_Quoted passage_
[START]

FIG. 21 is a perspective view of a cushioning product or pad made
when any of the adjustment devices 400, 500, 600 or 700 are
positioned so that the cushioning conversion machine 20 will
produce a narrow pad.
FIG. 22 is a schematic top view of a modified adjustment device
400', the device including a motorized drive.
FIG. 23 is schematic side view of a modified adjustment device
600', the device including a motorized drive.
FIGS. 24A-24F are schematic views of various control systems
according to the present invention for controlling a cushioning
conversion machine including an adjustment device with a motorized
drive.
FIG. 25 is a perspective view of a cushioning product or pad
according to the present invention.
FIG. 26 is a perspective view of another cushioning product or pad
according to the present invention.
DETAILED DESCRIPTION
Referring now to the drawings in detail, and initially to FIGS.
1-3, a cushioning conversion machine 20 incorporating a pad
adjustment device 400 according to the present invention is shown.
The illustrated machine 20 is similar to that disclosed in U.S.
Pat. No. 5,322,477. However, an adjustment device according to the
present invention may be incorporated into any cushioning
conversion machine or method which falls within the scope of the
claims. For example, the device may be incorporated into a
cushioning conversion machine as set forth in U.S. Pat. No.
4,968,291, (list senior junior, etc.)
As is explained in more detail below, the pad adjustment device 400
is a a device for selectively adjusting the cross-sectional
geometry of a cushioning pad produced by a cushioning conversion
machine 20, particularly the width of the cushioning pad in the
preferred embodiments. The pad-width adjustment may be accomplished
without the replacement of forming assembly components and allows a
large range of adjustments. Additionally or alternatively, the
cushioning conversion machine 20 is able to accommodate
sophisticated packaging systems which require pads of differing
widths to package articles of differing dimensions and shapes.

[END]

_Objective A_
In the patent passage, which U.S. patent discloses a machine similar to the illustrated machine 20?
The rows that follow are unrelated to the patent passage.

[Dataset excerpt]
[START]

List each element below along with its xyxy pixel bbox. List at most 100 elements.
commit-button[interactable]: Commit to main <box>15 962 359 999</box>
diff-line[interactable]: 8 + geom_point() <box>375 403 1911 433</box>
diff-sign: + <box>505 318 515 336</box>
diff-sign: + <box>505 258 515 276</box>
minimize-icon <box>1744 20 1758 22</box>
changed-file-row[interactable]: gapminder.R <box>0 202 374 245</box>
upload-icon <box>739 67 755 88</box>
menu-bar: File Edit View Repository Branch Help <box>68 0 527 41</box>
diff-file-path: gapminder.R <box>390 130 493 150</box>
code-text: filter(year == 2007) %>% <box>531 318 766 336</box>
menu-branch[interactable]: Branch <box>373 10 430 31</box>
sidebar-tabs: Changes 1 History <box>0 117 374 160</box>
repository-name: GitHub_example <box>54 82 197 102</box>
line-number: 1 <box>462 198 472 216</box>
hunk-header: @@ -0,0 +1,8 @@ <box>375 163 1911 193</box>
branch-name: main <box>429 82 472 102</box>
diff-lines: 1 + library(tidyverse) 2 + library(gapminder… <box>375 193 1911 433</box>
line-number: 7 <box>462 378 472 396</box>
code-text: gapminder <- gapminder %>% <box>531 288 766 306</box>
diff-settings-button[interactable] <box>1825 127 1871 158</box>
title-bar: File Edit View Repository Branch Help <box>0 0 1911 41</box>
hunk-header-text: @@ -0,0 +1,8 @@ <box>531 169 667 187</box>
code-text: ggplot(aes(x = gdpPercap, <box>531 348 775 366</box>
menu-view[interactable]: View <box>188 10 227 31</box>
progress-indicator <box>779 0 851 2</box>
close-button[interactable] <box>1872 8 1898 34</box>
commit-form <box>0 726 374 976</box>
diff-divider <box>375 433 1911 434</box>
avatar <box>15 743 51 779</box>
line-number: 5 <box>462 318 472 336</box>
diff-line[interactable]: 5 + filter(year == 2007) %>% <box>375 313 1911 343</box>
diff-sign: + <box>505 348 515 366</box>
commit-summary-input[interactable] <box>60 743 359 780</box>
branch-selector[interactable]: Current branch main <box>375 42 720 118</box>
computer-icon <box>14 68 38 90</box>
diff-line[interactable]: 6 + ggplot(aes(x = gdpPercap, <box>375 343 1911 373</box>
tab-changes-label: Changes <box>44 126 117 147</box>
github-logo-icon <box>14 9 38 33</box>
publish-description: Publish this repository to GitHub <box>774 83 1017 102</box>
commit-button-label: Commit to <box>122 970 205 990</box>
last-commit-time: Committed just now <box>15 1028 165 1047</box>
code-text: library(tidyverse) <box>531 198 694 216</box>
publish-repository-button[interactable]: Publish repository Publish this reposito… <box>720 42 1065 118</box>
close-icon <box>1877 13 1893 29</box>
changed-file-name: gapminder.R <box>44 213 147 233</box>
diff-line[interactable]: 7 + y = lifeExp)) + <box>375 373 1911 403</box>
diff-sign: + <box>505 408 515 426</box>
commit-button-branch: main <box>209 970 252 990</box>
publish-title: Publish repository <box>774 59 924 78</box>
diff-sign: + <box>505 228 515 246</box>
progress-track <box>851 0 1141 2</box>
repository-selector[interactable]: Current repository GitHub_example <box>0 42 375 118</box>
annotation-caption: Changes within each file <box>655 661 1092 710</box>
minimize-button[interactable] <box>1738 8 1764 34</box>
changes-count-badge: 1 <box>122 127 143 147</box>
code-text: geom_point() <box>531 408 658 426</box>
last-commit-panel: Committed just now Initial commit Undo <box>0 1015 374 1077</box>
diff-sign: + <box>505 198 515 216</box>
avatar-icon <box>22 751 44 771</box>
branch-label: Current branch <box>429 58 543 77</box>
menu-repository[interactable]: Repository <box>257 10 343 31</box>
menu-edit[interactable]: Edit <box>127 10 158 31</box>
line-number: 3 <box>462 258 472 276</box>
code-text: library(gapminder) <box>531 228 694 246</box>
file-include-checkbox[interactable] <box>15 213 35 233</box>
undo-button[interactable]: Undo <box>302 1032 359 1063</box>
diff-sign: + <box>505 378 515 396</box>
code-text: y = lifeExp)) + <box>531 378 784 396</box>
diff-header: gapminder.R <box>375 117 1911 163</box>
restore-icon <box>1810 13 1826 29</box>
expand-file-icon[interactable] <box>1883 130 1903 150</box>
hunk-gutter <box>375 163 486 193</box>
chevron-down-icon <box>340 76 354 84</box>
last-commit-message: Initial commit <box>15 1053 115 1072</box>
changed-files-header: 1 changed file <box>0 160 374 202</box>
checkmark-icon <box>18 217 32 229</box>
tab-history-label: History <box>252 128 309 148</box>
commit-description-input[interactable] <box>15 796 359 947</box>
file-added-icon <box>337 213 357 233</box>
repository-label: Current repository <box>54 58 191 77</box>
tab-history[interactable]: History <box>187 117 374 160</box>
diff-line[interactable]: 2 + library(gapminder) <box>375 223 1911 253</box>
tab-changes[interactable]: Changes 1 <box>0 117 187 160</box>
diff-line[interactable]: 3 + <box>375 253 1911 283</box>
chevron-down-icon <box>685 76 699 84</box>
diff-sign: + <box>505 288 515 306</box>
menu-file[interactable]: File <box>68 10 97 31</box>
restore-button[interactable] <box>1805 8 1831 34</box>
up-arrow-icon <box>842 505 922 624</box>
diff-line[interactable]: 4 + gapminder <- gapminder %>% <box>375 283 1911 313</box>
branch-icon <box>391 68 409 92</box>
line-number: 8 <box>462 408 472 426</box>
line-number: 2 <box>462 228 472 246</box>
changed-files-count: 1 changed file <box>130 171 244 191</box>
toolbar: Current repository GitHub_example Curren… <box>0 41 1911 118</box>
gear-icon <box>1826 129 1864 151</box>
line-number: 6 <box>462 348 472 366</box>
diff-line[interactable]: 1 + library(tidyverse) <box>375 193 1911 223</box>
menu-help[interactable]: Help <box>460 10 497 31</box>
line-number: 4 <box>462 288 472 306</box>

[END]

_Objective B_
Edit the rows from the first line through the line containing "diff-sign: + <box>505 258 515 276</box>", changing "diff-sign" to "diff-marker" and leaving everything else as is. Return only those lines.

_Written answer A_
U.S. Pat. No. 5,322,477

_Written answer B_
List each element below along with its xyxy pixel bbox. List at most 100 elements.
commit-button[interactable]: Commit to main <box>15 962 359 999</box>
diff-line[interactable]: 8 + geom_point() <box>375 403 1911 433</box>
diff-marker: + <box>505 318 515 336</box>
diff-marker: + <box>505 258 515 276</box>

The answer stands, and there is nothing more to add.